> Task brief: Copy all the data exactly, except the pictures.

(Stored records)

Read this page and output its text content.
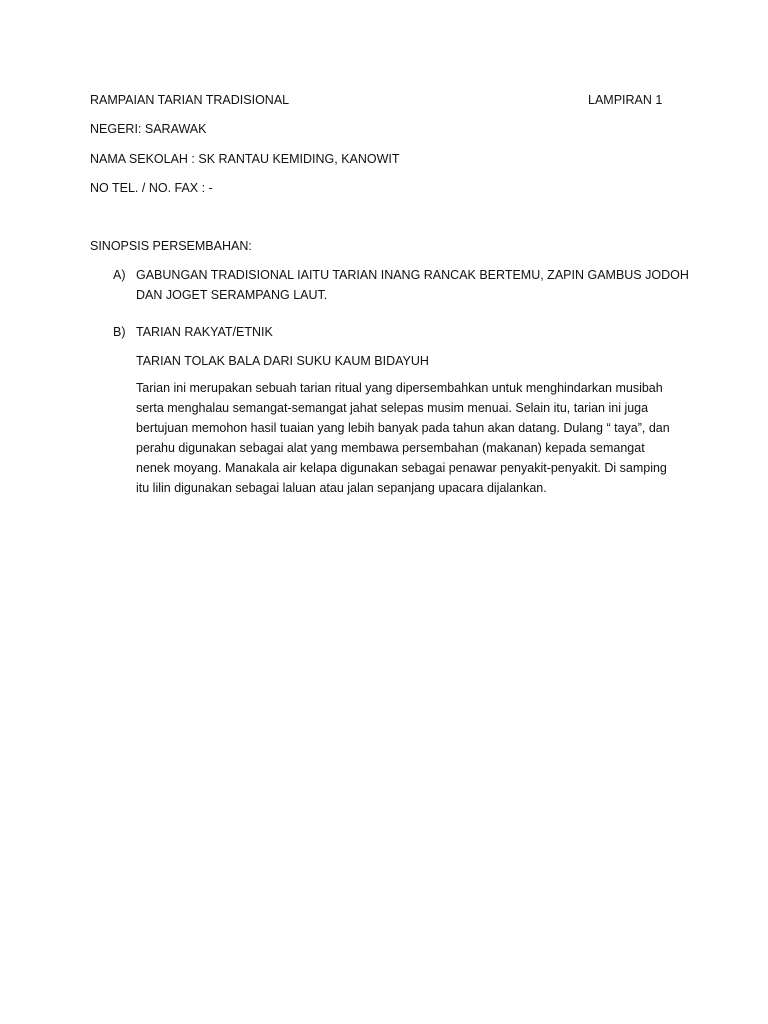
RAMPAIAN TARIAN TRADISIONAL	LAMPIRAN 1
NEGERI: SARAWAK
NAMA SEKOLAH : SK RANTAU KEMIDING, KANOWIT
NO TEL. / NO. FAX : -
SINOPSIS PERSEMBAHAN:
A) GABUNGAN TRADISIONAL IAITU TARIAN INANG RANCAK BERTEMU, ZAPIN GAMBUS JODOH
DAN JOGET SERAMPANG LAUT.
B) TARIAN RAKYAT/ETNIK
TARIAN TOLAK BALA DARI SUKU KAUM BIDAYUH
Tarian ini merupakan sebuah tarian ritual yang dipersembahkan untuk menghindarkan musibah
serta menghalau semangat-semangat jahat selepas musim menuai. Selain itu, tarian ini juga
bertujuan memohon hasil tuaian yang lebih banyak pada tahun akan datang. Dulang “ taya”, dan
perahu digunakan sebagai alat yang membawa persembahan (makanan) kepada semangat
nenek moyang. Manakala air kelapa digunakan sebagai penawar penyakit-penyakit. Di samping
itu lilin digunakan sebagai laluan atau jalan sepanjang upacara dijalankan.
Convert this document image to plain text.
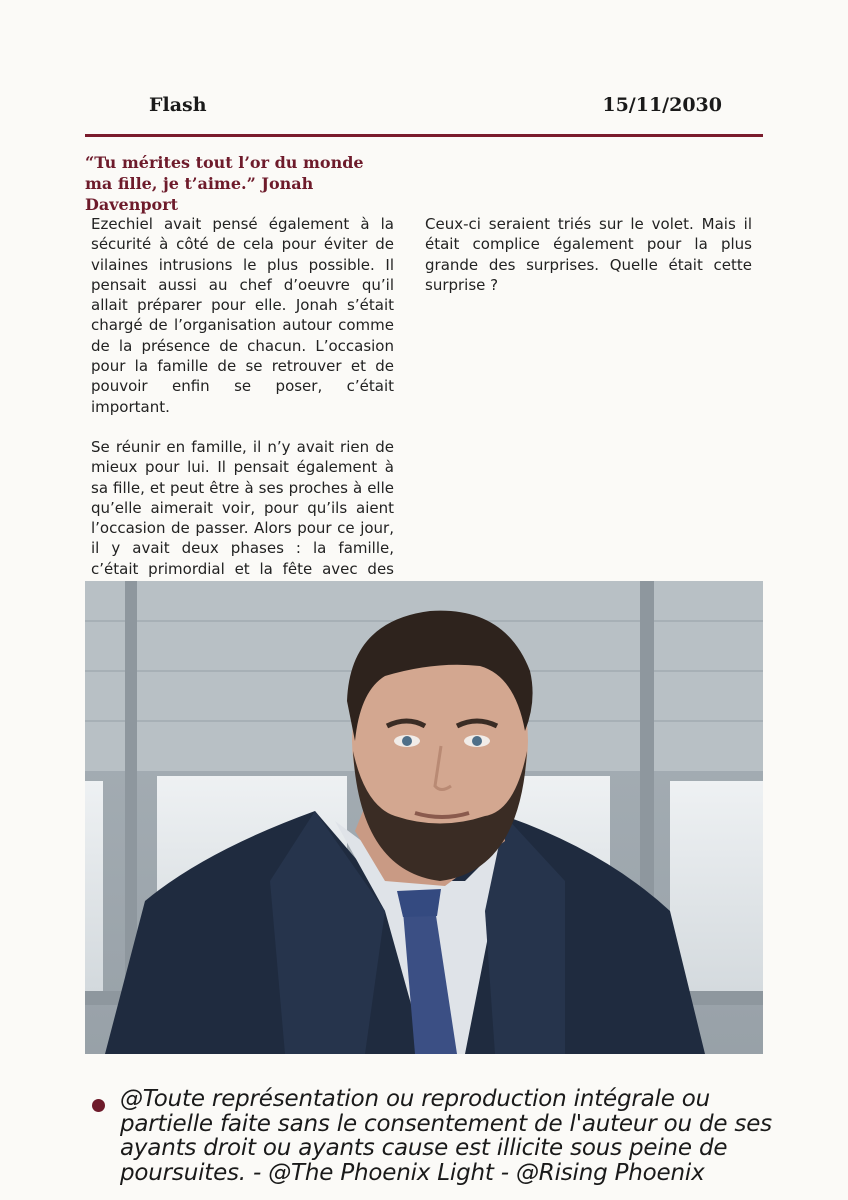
Flash	15/11/2030
“Tu mérites tout l’or du monde ma fille, je t’aime.” Jonah Davenport

Ezechiel avait pensé également à la sécurité à côté de cela pour éviter de vilaines intrusions le plus possible. Il pensait aussi au chef d’oeuvre qu’il allait préparer pour elle. Jonah s’était chargé de l’organisation autour comme de la présence de chacun. L’occasion pour la famille de se retrouver et de pouvoir enfin se poser, c’était important.

Se réunir en famille, il n’y avait rien de mieux pour lui. Il pensait également à sa fille, et peut être à ses proches à elle qu’elle aimerait voir, pour qu’ils aient l’occasion de passer. Alors pour ce jour, il y avait deux phases : la famille, c’était primordial et la fête avec des

Ceux-ci seraient triés sur le volet. Mais il était complice également pour la plus grande des surprises. Quelle était cette surprise ?

@Toute représentation ou reproduction intégrale ou partielle faite sans le consentement de l'auteur ou de ses ayants droit ou ayants cause est illicite sous peine de poursuites. - @The Phoenix Light - @Rising Phoenix
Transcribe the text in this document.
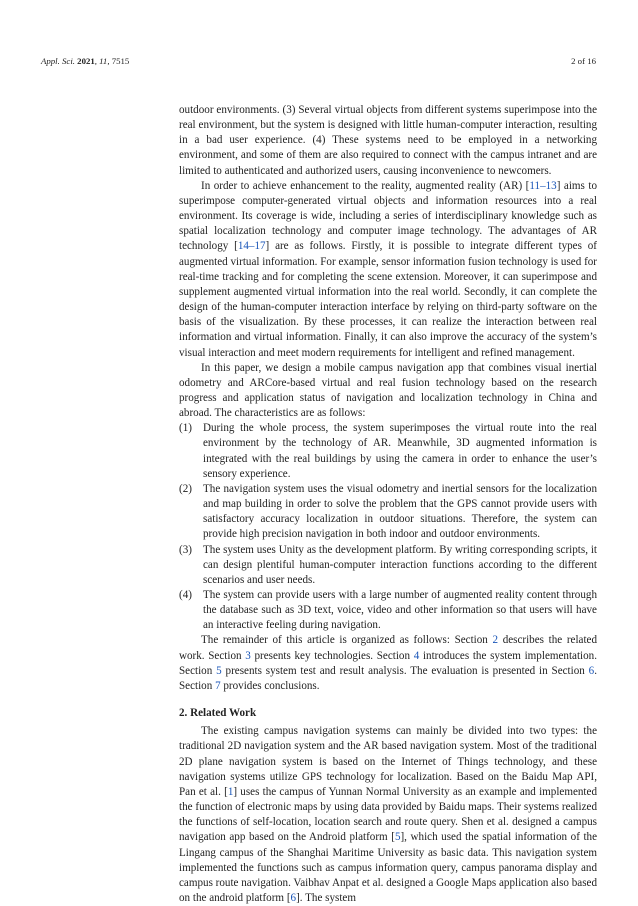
Appl. Sci. 2021, 11, 7515	2 of 16

outdoor environments. (3) Several virtual objects from different systems superimpose into the real environment, but the system is designed with little human-computer interaction, resulting in a bad user experience. (4) These systems need to be employed in a networking environment, and some of them are also required to connect with the campus intranet and are limited to authenticated and authorized users, causing inconvenience to newcomers.

In order to achieve enhancement to the reality, augmented reality (AR) [11–13] aims to superimpose computer-generated virtual objects and information resources into a real environment. Its coverage is wide, including a series of interdisciplinary knowledge such as spatial localization technology and computer image technology. The advantages of AR technology [14–17] are as follows. Firstly, it is possible to integrate different types of augmented virtual information. For example, sensor information fusion technology is used for real-time tracking and for completing the scene extension. Moreover, it can superimpose and supplement augmented virtual information into the real world. Secondly, it can complete the design of the human-computer interaction interface by relying on third-party software on the basis of the visualization. By these processes, it can realize the interaction between real information and virtual information. Finally, it can also improve the accuracy of the system’s visual interaction and meet modern requirements for intelligent and refined management.

In this paper, we design a mobile campus navigation app that combines visual inertial odometry and ARCore-based virtual and real fusion technology based on the research progress and application status of navigation and localization technology in China and abroad. The characteristics are as follows:

(1) During the whole process, the system superimposes the virtual route into the real environment by the technology of AR. Meanwhile, 3D augmented information is integrated with the real buildings by using the camera in order to enhance the user’s sensory experience.
(2) The navigation system uses the visual odometry and inertial sensors for the localization and map building in order to solve the problem that the GPS cannot provide users with satisfactory accuracy localization in outdoor situations. Therefore, the system can provide high precision navigation in both indoor and outdoor environments.
(3) The system uses Unity as the development platform. By writing corresponding scripts, it can design plentiful human-computer interaction functions according to the different scenarios and user needs.
(4) The system can provide users with a large number of augmented reality content through the database such as 3D text, voice, video and other information so that users will have an interactive feeling during navigation.

The remainder of this article is organized as follows: Section 2 describes the related work. Section 3 presents key technologies. Section 4 introduces the system implementation. Section 5 presents system test and result analysis. The evaluation is presented in Section 6. Section 7 provides conclusions.

2. Related Work

The existing campus navigation systems can mainly be divided into two types: the traditional 2D navigation system and the AR based navigation system. Most of the traditional 2D plane navigation system is based on the Internet of Things technology, and these navigation systems utilize GPS technology for localization. Based on the Baidu Map API, Pan et al. [1] uses the campus of Yunnan Normal University as an example and implemented the function of electronic maps by using data provided by Baidu maps. Their systems realized the functions of self-location, location search and route query. Shen et al. designed a campus navigation app based on the Android platform [5], which used the spatial information of the Lingang campus of the Shanghai Maritime University as basic data. This navigation system implemented the functions such as campus information query, campus panorama display and campus route navigation. Vaibhav Anpat et al. designed a Google Maps application also based on the android platform [6]. The system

> Worked solution:
Read this page and output its text content.
RAMPAIAN TARIAN TRADISIONAL	LAMPIRAN 1
NEGERI: SARAWAK
NAMA SEKOLAH : SK RANTAU KEMIDING, KANOWIT
NO TEL. / NO. FAX : -
SINOPSIS PERSEMBAHAN:
A) GABUNGAN TRADISIONAL IAITU TARIAN INANG RANCAK BERTEMU, ZAPIN GAMBUS JODOH
DAN JOGET SERAMPANG LAUT.
B) TARIAN RAKYAT/ETNIK
TARIAN TOLAK BALA DARI SUKU KAUM BIDAYUH
Tarian ini merupakan sebuah tarian ritual yang dipersembahkan untuk menghindarkan musibah
serta menghalau semangat-semangat jahat selepas musim menuai. Selain itu, tarian ini juga
bertujuan memohon hasil tuaian yang lebih banyak pada tahun akan datang. Dulang “ taya”, dan
perahu digunakan sebagai alat yang membawa persembahan (makanan) kepada semangat
nenek moyang. Manakala air kelapa digunakan sebagai penawar penyakit-penyakit. Di samping
itu lilin digunakan sebagai laluan atau jalan sepanjang upacara dijalankan.
Convert this document image to plain text.
Flash	15/11/2030
“Tu mérites tout l’or du monde ma fille, je t’aime.” Jonah Davenport

Ezechiel avait pensé également à la sécurité à côté de cela pour éviter de vilaines intrusions le plus possible. Il pensait aussi au chef d’oeuvre qu’il allait préparer pour elle. Jonah s’était chargé de l’organisation autour comme de la présence de chacun. L’occasion pour la famille de se retrouver et de pouvoir enfin se poser, c’était important.

Se réunir en famille, il n’y avait rien de mieux pour lui. Il pensait également à sa fille, et peut être à ses proches à elle qu’elle aimerait voir, pour qu’ils aient l’occasion de passer. Alors pour ce jour, il y avait deux phases : la famille, c’était primordial et la fête avec des

Ceux-ci seraient triés sur le volet. Mais il était complice également pour la plus grande des surprises. Quelle était cette surprise ?

@Toute représentation ou reproduction intégrale ou partielle faite sans le consentement de l'auteur ou de ses ayants droit ou ayants cause est illicite sous peine de poursuites. - @The Phoenix Light - @Rising Phoenix
Transcribe the text in this document.
Appl. Sci. 2021, 11, 7515	2 of 16

outdoor environments. (3) Several virtual objects from different systems superimpose into the real environment, but the system is designed with little human-computer interaction, resulting in a bad user experience. (4) These systems need to be employed in a networking environment, and some of them are also required to connect with the campus intranet and are limited to authenticated and authorized users, causing inconvenience to newcomers.

In order to achieve enhancement to the reality, augmented reality (AR) [11–13] aims to superimpose computer-generated virtual objects and information resources into a real environment. Its coverage is wide, including a series of interdisciplinary knowledge such as spatial localization technology and computer image technology. The advantages of AR technology [14–17] are as follows. Firstly, it is possible to integrate different types of augmented virtual information. For example, sensor information fusion technology is used for real-time tracking and for completing the scene extension. Moreover, it can superimpose and supplement augmented virtual information into the real world. Secondly, it can complete the design of the human-computer interaction interface by relying on third-party software on the basis of the visualization. By these processes, it can realize the interaction between real information and virtual information. Finally, it can also improve the accuracy of the system’s visual interaction and meet modern requirements for intelligent and refined management.

In this paper, we design a mobile campus navigation app that combines visual inertial odometry and ARCore-based virtual and real fusion technology based on the research progress and application status of navigation and localization technology in China and abroad. The characteristics are as follows:

(1) During the whole process, the system superimposes the virtual route into the real environment by the technology of AR. Meanwhile, 3D augmented information is integrated with the real buildings by using the camera in order to enhance the user’s sensory experience.
(2) The navigation system uses the visual odometry and inertial sensors for the localization and map building in order to solve the problem that the GPS cannot provide users with satisfactory accuracy localization in outdoor situations. Therefore, the system can provide high precision navigation in both indoor and outdoor environments.
(3) The system uses Unity as the development platform. By writing corresponding scripts, it can design plentiful human-computer interaction functions according to the different scenarios and user needs.
(4) The system can provide users with a large number of augmented reality content through the database such as 3D text, voice, video and other information so that users will have an interactive feeling during navigation.

The remainder of this article is organized as follows: Section 2 describes the related work. Section 3 presents key technologies. Section 4 introduces the system implementation. Section 5 presents system test and result analysis. The evaluation is presented in Section 6. Section 7 provides conclusions.

2. Related Work

The existing campus navigation systems can mainly be divided into two types: the traditional 2D navigation system and the AR based navigation system. Most of the traditional 2D plane navigation system is based on the Internet of Things technology, and these navigation systems utilize GPS technology for localization. Based on the Baidu Map API, Pan et al. [1] uses the campus of Yunnan Normal University as an example and implemented the function of electronic maps by using data provided by Baidu maps. Their systems realized the functions of self-location, location search and route query. Shen et al. designed a campus navigation app based on the Android platform [5], which used the spatial information of the Lingang campus of the Shanghai Maritime University as basic data. This navigation system implemented the functions such as campus information query, campus panorama display and campus route navigation. Vaibhav Anpat et al. designed a Google Maps application also based on the android platform [6]. The system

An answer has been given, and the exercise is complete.